Exercise ::
Extract every line from the records below that contains the word "ātum".

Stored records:
^^^^
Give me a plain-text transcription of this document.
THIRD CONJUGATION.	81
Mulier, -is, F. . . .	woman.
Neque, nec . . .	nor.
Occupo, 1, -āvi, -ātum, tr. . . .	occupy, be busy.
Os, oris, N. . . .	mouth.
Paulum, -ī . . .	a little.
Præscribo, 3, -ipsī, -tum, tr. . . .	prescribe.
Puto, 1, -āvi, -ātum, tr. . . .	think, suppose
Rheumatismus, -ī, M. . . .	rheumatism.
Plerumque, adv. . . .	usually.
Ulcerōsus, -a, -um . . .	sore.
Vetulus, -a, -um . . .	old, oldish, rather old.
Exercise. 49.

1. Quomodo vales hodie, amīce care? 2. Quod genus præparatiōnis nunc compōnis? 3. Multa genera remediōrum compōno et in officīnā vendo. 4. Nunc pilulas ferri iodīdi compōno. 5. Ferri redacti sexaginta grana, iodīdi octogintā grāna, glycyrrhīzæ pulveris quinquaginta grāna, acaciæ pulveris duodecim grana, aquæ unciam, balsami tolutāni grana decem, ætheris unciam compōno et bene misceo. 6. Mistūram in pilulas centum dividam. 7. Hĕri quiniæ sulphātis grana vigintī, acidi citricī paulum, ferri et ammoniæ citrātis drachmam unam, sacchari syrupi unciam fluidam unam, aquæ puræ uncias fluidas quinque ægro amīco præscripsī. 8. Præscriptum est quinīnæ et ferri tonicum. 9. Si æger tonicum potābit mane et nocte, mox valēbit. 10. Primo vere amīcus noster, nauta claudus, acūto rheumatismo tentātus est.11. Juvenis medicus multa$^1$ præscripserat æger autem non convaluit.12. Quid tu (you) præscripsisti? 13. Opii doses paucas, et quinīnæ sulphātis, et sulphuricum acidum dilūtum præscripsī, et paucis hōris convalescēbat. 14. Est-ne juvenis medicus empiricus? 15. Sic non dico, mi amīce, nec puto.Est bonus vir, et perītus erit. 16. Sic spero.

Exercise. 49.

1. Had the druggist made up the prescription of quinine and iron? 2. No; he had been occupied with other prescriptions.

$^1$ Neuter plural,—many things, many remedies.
^^^^
Reply to the exercise ::
Occupo, 1, -āvi, -ātum, tr. . . .	occupy, be busy.
Puto, 1, -āvi, -ātum, tr. . . .	think, suppose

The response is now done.